-- start Materials provided --

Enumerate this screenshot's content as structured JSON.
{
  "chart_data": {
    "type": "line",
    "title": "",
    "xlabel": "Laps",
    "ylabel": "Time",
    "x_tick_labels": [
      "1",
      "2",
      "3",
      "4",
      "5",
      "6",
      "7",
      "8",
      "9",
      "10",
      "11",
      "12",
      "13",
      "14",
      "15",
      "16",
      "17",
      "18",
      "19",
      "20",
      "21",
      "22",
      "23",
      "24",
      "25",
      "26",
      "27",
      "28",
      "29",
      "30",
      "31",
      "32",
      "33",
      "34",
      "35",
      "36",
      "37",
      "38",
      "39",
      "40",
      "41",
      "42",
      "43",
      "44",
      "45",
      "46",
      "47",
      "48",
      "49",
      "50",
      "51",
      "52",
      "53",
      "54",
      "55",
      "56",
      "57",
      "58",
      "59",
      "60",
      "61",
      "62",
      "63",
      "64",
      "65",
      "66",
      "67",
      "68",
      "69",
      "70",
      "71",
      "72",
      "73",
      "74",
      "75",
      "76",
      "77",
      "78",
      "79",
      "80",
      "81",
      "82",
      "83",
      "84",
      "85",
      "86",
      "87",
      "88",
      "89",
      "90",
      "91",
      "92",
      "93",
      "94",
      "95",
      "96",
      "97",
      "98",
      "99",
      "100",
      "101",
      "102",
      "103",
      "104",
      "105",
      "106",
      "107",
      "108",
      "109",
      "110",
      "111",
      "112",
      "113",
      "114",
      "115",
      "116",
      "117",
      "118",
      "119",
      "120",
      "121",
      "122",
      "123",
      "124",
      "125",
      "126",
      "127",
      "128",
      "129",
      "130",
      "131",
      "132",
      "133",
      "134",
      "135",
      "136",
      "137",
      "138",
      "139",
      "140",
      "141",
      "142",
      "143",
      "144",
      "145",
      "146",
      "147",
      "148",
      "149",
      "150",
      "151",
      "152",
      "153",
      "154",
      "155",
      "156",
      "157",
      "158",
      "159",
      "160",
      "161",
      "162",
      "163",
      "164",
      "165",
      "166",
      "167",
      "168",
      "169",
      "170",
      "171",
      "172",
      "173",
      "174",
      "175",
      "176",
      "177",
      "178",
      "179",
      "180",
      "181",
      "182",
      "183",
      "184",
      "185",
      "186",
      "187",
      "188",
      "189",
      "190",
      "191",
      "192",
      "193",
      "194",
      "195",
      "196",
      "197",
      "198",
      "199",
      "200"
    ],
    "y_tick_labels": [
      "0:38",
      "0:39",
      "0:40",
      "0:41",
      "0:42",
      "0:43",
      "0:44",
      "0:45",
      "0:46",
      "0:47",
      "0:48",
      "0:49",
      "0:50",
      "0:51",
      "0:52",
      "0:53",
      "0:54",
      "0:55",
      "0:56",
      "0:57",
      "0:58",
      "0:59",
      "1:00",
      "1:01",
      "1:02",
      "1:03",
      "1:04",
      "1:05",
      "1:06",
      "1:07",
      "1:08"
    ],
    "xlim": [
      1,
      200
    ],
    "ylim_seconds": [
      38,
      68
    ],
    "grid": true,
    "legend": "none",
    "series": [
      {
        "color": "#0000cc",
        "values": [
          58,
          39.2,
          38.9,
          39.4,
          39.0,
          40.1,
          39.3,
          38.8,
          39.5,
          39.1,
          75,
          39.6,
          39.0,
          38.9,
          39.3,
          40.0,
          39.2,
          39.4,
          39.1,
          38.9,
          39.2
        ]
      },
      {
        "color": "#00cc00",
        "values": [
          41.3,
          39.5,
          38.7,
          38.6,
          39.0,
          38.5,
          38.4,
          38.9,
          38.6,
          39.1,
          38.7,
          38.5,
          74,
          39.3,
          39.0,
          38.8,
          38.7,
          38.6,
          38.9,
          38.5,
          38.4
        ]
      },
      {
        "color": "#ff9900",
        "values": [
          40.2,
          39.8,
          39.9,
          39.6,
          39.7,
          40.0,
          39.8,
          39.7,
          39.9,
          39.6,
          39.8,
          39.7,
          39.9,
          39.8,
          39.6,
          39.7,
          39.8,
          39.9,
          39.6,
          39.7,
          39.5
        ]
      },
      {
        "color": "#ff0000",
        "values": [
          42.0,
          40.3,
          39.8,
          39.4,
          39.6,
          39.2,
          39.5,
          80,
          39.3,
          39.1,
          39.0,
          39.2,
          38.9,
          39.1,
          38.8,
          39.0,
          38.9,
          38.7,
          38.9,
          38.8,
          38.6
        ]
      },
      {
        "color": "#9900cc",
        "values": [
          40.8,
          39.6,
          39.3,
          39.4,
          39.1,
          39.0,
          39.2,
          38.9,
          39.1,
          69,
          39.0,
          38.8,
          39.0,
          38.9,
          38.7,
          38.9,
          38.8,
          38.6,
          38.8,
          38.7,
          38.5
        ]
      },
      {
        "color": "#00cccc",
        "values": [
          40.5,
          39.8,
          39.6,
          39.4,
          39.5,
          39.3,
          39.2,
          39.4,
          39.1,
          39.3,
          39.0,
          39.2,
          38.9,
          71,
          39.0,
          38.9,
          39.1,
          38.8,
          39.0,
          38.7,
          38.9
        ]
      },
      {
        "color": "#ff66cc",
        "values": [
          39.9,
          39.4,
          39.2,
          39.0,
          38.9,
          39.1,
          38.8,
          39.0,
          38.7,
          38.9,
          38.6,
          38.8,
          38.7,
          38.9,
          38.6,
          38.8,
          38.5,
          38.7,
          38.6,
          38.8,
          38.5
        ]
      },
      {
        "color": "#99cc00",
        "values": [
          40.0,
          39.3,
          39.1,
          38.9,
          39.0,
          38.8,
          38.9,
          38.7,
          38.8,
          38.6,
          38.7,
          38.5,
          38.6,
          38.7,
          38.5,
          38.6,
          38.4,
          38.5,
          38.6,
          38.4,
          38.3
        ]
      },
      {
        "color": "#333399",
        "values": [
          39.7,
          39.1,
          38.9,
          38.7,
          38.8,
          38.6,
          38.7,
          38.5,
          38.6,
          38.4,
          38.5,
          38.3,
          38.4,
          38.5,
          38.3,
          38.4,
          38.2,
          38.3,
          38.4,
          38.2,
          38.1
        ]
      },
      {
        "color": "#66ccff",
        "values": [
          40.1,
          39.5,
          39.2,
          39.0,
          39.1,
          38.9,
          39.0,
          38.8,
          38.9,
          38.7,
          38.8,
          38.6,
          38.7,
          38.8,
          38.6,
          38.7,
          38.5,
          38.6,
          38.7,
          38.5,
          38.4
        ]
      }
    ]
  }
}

-- end Materials provided --

Short exercise ▸ Retype all the material above precisely, with no line left out.

Solution for this task ▸
Enumerate this screenshot's content as structured JSON.
{
  "chart_data": {
    "type": "line",
    "title": "",
    "xlabel": "Laps",
    "ylabel": "Time",
    "x_tick_labels": [
      "1",
      "2",
      "3",
      "4",
      "5",
      "6",
      "7",
      "8",
      "9",
      "10",
      "11",
      "12",
      "13",
      "14",
      "15",
      "16",
      "17",
      "18",
      "19",
      "20",
      "21",
      "22",
      "23",
      "24",
      "25",
      "26",
      "27",
      "28",
      "29",
      "30",
      "31",
      "32",
      "33",
      "34",
      "35",
      "36",
      "37",
      "38",
      "39",
      "40",
      "41",
      "42",
      "43",
      "44",
      "45",
      "46",
      "47",
      "48",
      "49",
      "50",
      "51",
      "52",
      "53",
      "54",
      "55",
      "56",
      "57",
      "58",
      "59",
      "60",
      "61",
      "62",
      "63",
      "64",
      "65",
      "66",
      "67",
      "68",
      "69",
      "70",
      "71",
      "72",
      "73",
      "74",
      "75",
      "76",
      "77",
      "78",
      "79",
      "80",
      "81",
      "82",
      "83",
      "84",
      "85",
      "86",
      "87",
      "88",
      "89",
      "90",
      "91",
      "92",
      "93",
      "94",
      "95",
      "96",
      "97",
      "98",
      "99",
      "100",
      "101",
      "102",
      "103",
      "104",
      "105",
      "106",
      "107",
      "108",
      "109",
      "110",
      "111",
      "112",
      "113",
      "114",
      "115",
      "116",
      "117",
      "118",
      "119",
      "120",
      "121",
      "122",
      "123",
      "124",
      "125",
      "126",
      "127",
      "128",
      "129",
      "130",
      "131",
      "132",
      "133",
      "134",
      "135",
      "136",
      "137",
      "138",
      "139",
      "140",
      "141",
      "142",
      "143",
      "144",
      "145",
      "146",
      "147",
      "148",
      "149",
      "150",
      "151",
      "152",
      "153",
      "154",
      "155",
      "156",
      "157",
      "158",
      "159",
      "160",
      "161",
      "162",
      "163",
      "164",
      "165",
      "166",
      "167",
      "168",
      "169",
      "170",
      "171",
      "172",
      "173",
      "174",
      "175",
      "176",
      "177",
      "178",
      "179",
      "180",
      "181",
      "182",
      "183",
      "184",
      "185",
      "186",
      "187",
      "188",
      "189",
      "190",
      "191",
      "192",
      "193",
      "194",
      "195",
      "196",
      "197",
      "198",
      "199",
      "200"
    ],
    "y_tick_labels": [
      "0:38",
      "0:39",
      "0:40",
      "0:41",
      "0:42",
      "0:43",
      "0:44",
      "0:45",
      "0:46",
      "0:47",
      "0:48",
      "0:49",
      "0:50",
      "0:51",
      "0:52",
      "0:53",
      "0:54",
      "0:55",
      "0:56",
      "0:57",
      "0:58",
      "0:59",
      "1:00",
      "1:01",
      "1:02",
      "1:03",
      "1:04",
      "1:05",
      "1:06",
      "1:07",
      "1:08"
    ],
    "xlim": [
      1,
      200
    ],
    "ylim_seconds": [
      38,
      68
    ],
    "grid": true,
    "legend": "none",
    "series": [
      {
        "color": "#0000cc",
        "values": [
          58,
          39.2,
          38.9,
          39.4,
          39.0,
          40.1,
          39.3,
          38.8,
          39.5,
          39.1,
          75,
          39.6,
          39.0,
          38.9,
          39.3,
          40.0,
          39.2,
          39.4,
          39.1,
          38.9,
          39.2
        ]
      },
      {
        "color": "#00cc00",
        "values": [
          41.3,
          39.5,
          38.7,
          38.6,
          39.0,
          38.5,
          38.4,
          38.9,
          38.6,
          39.1,
          38.7,
          38.5,
          74,
          39.3,
          39.0,
          38.8,
          38.7,
          38.6,
          38.9,
          38.5,
          38.4
        ]
      },
      {
        "color": "#ff9900",
        "values": [
          40.2,
          39.8,
          39.9,
          39.6,
          39.7,
          40.0,
          39.8,
          39.7,
          39.9,
          39.6,
          39.8,
          39.7,
          39.9,
          39.8,
          39.6,
          39.7,
          39.8,
          39.9,
          39.6,
          39.7,
          39.5
        ]
      },
      {
        "color": "#ff0000",
        "values": [
          42.0,
          40.3,
          39.8,
          39.4,
          39.6,
          39.2,
          39.5,
          80,
          39.3,
          39.1,
          39.0,
          39.2,
          38.9,
          39.1,
          38.8,
          39.0,
          38.9,
          38.7,
          38.9,
          38.8,
          38.6
        ]
      },
      {
        "color": "#9900cc",
        "values": [
          40.8,
          39.6,
          39.3,
          39.4,
          39.1,
          39.0,
          39.2,
          38.9,
          39.1,
          69,
          39.0,
          38.8,
          39.0,
          38.9,
          38.7,
          38.9,
          38.8,
          38.6,
          38.8,
          38.7,
          38.5
        ]
      },
      {
        "color": "#00cccc",
        "values": [
          40.5,
          39.8,
          39.6,
          39.4,
          39.5,
          39.3,
          39.2,
          39.4,
          39.1,
          39.3,
          39.0,
          39.2,
          38.9,
          71,
          39.0,
          38.9,
          39.1,
          38.8,
          39.0,
          38.7,
          38.9
        ]
      },
      {
        "color": "#ff66cc",
        "values": [
          39.9,
          39.4,
          39.2,
          39.0,
          38.9,
          39.1,
          38.8,
          39.0,
          38.7,
          38.9,
          38.6,
          38.8,
          38.7,
          38.9,
          38.6,
          38.8,
          38.5,
          38.7,
          38.6,
          38.8,
          38.5
        ]
      },
      {
        "color": "#99cc00",
        "values": [
          40.0,
          39.3,
          39.1,
          38.9,
          39.0,
          38.8,
          38.9,
          38.7,
          38.8,
          38.6,
          38.7,
          38.5,
          38.6,
          38.7,
          38.5,
          38.6,
          38.4,
          38.5,
          38.6,
          38.4,
          38.3
        ]
      },
      {
        "color": "#333399",
        "values": [
          39.7,
          39.1,
          38.9,
          38.7,
          38.8,
          38.6,
          38.7,
          38.5,
          38.6,
          38.4,
          38.5,
          38.3,
          38.4,
          38.5,
          38.3,
          38.4,
          38.2,
          38.3,
          38.4,
          38.2,
          38.1
        ]
      },
      {
        "color": "#66ccff",
        "values": [
          40.1,
          39.5,
          39.2,
          39.0,
          39.1,
          38.9,
          39.0,
          38.8,
          38.9,
          38.7,
          38.8,
          38.6,
          38.7,
          38.8,
          38.6,
          38.7,
          38.5,
          38.6,
          38.7,
          38.5,
          38.4
        ]
      }
    ]
  }
}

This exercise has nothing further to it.